TASK PROMPT: Would you return the complete listing below word for word?

EXTRACTED RECORDS:
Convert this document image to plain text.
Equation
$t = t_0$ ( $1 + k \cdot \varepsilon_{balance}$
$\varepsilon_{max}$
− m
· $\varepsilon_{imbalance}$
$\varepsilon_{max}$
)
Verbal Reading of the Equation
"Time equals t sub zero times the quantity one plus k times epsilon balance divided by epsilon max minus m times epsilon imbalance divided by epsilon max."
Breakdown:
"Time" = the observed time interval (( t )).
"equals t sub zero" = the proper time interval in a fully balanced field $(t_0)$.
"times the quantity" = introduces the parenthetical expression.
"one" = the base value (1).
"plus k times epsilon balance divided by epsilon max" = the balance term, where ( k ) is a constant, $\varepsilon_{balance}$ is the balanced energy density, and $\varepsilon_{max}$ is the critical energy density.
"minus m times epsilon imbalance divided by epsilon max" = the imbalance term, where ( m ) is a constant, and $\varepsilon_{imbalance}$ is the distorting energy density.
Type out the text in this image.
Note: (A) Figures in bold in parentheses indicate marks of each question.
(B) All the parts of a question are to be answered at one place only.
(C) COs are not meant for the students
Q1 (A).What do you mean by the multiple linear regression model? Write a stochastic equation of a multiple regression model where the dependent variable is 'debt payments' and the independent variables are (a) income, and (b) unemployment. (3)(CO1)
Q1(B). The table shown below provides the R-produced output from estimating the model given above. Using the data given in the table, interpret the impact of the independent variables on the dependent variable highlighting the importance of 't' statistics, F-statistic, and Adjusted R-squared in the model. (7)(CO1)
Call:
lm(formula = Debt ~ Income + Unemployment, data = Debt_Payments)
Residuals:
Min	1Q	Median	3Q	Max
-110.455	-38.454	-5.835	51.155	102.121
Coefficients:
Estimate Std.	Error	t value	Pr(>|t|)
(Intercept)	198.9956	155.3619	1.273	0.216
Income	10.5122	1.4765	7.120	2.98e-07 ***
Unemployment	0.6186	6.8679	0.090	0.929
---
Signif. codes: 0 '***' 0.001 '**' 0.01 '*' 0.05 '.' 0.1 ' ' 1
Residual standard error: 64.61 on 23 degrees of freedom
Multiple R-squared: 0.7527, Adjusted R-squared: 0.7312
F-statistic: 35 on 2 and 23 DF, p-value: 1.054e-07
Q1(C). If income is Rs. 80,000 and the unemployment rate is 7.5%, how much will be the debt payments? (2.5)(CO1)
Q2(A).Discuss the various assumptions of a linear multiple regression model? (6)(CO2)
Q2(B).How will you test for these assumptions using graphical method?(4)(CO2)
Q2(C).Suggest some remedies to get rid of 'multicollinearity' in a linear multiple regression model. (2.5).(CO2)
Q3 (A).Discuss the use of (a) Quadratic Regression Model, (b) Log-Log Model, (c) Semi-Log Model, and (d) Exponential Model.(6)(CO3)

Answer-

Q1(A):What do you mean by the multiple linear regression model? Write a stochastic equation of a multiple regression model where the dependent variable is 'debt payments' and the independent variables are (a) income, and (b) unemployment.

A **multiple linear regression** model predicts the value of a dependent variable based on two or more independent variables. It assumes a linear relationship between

SOLUTION:
Convert this document image to plain text.
Equation
$t = t_0$ ( $1 + k \cdot \varepsilon_{balance}$
$\varepsilon_{max}$
− m
· $\varepsilon_{imbalance}$
$\varepsilon_{max}$
)
Verbal Reading of the Equation
"Time equals t sub zero times the quantity one plus k times epsilon balance divided by epsilon max minus m times epsilon imbalance divided by epsilon max."
Breakdown:
"Time" = the observed time interval (( t )).
"equals t sub zero" = the proper time interval in a fully balanced field $(t_0)$.
"times the quantity" = introduces the parenthetical expression.
"one" = the base value (1).
"plus k times epsilon balance divided by epsilon max" = the balance term, where ( k ) is a constant, $\varepsilon_{balance}$ is the balanced energy density, and $\varepsilon_{max}$ is the critical energy density.
"minus m times epsilon imbalance divided by epsilon max" = the imbalance term, where ( m ) is a constant, and $\varepsilon_{imbalance}$ is the distorting energy density.
Type out the text in this image.
Note: (A) Figures in bold in parentheses indicate marks of each question.
(B) All the parts of a question are to be answered at one place only.
(C) COs are not meant for the students
Q1 (A).What do you mean by the multiple linear regression model? Write a stochastic equation of a multiple regression model where the dependent variable is 'debt payments' and the independent variables are (a) income, and (b) unemployment. (3)(CO1)
Q1(B). The table shown below provides the R-produced output from estimating the model given above. Using the data given in the table, interpret the impact of the independent variables on the dependent variable highlighting the importance of 't' statistics, F-statistic, and Adjusted R-squared in the model. (7)(CO1)
Call:
lm(formula = Debt ~ Income + Unemployment, data = Debt_Payments)
Residuals:
Min	1Q	Median	3Q	Max
-110.455	-38.454	-5.835	51.155	102.121
Coefficients:
Estimate Std.	Error	t value	Pr(>|t|)
(Intercept)	198.9956	155.3619	1.273	0.216
Income	10.5122	1.4765	7.120	2.98e-07 ***
Unemployment	0.6186	6.8679	0.090	0.929
---
Signif. codes: 0 '***' 0.001 '**' 0.01 '*' 0.05 '.' 0.1 ' ' 1
Residual standard error: 64.61 on 23 degrees of freedom
Multiple R-squared: 0.7527, Adjusted R-squared: 0.7312
F-statistic: 35 on 2 and 23 DF, p-value: 1.054e-07
Q1(C). If income is Rs. 80,000 and the unemployment rate is 7.5%, how much will be the debt payments? (2.5)(CO1)
Q2(A).Discuss the various assumptions of a linear multiple regression model? (6)(CO2)
Q2(B).How will you test for these assumptions using graphical method?(4)(CO2)
Q2(C).Suggest some remedies to get rid of 'multicollinearity' in a linear multiple regression model. (2.5).(CO2)
Q3 (A).Discuss the use of (a) Quadratic Regression Model, (b) Log-Log Model, (c) Semi-Log Model, and (d) Exponential Model.(6)(CO3)

Answer-

Q1(A):What do you mean by the multiple linear regression model? Write a stochastic equation of a multiple regression model where the dependent variable is 'debt payments' and the independent variables are (a) income, and (b) unemployment.

A **multiple linear regression** model predicts the value of a dependent variable based on two or more independent variables. It assumes a linear relationship between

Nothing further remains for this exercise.